--- begin Stored records ---

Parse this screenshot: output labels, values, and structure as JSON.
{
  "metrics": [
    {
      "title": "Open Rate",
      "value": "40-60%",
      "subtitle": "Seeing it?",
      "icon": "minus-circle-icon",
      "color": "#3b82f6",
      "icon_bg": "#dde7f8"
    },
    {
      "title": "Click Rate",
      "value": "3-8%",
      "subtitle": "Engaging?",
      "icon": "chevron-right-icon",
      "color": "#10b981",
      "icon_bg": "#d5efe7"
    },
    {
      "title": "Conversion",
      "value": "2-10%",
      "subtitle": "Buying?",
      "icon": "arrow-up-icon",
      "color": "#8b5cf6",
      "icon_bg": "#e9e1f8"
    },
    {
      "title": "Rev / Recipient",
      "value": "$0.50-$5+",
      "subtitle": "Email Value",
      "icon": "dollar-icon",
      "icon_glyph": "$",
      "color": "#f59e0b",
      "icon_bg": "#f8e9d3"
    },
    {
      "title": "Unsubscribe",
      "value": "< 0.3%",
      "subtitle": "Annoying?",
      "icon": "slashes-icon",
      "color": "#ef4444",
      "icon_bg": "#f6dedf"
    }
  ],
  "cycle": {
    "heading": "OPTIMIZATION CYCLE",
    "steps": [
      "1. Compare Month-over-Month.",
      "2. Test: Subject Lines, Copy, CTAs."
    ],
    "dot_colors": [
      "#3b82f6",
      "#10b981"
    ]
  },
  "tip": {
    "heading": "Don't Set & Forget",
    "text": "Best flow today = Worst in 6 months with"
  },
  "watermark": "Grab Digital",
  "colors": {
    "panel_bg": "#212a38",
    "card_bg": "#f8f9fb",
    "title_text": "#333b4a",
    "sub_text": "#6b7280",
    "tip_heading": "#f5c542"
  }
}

--- end Stored records ---

**Directions for this task:** Give back each line above precisely as it stands.

**Problem solution:**
Parse this screenshot: output labels, values, and structure as JSON.
{
  "metrics": [
    {
      "title": "Open Rate",
      "value": "40-60%",
      "subtitle": "Seeing it?",
      "icon": "minus-circle-icon",
      "color": "#3b82f6",
      "icon_bg": "#dde7f8"
    },
    {
      "title": "Click Rate",
      "value": "3-8%",
      "subtitle": "Engaging?",
      "icon": "chevron-right-icon",
      "color": "#10b981",
      "icon_bg": "#d5efe7"
    },
    {
      "title": "Conversion",
      "value": "2-10%",
      "subtitle": "Buying?",
      "icon": "arrow-up-icon",
      "color": "#8b5cf6",
      "icon_bg": "#e9e1f8"
    },
    {
      "title": "Rev / Recipient",
      "value": "$0.50-$5+",
      "subtitle": "Email Value",
      "icon": "dollar-icon",
      "icon_glyph": "$",
      "color": "#f59e0b",
      "icon_bg": "#f8e9d3"
    },
    {
      "title": "Unsubscribe",
      "value": "< 0.3%",
      "subtitle": "Annoying?",
      "icon": "slashes-icon",
      "color": "#ef4444",
      "icon_bg": "#f6dedf"
    }
  ],
  "cycle": {
    "heading": "OPTIMIZATION CYCLE",
    "steps": [
      "1. Compare Month-over-Month.",
      "2. Test: Subject Lines, Copy, CTAs."
    ],
    "dot_colors": [
      "#3b82f6",
      "#10b981"
    ]
  },
  "tip": {
    "heading": "Don't Set & Forget",
    "text": "Best flow today = Worst in 6 months with"
  },
  "watermark": "Grab Digital",
  "colors": {
    "panel_bg": "#212a38",
    "card_bg": "#f8f9fb",
    "title_text": "#333b4a",
    "sub_text": "#6b7280",
    "tip_heading": "#f5c542"
  }
}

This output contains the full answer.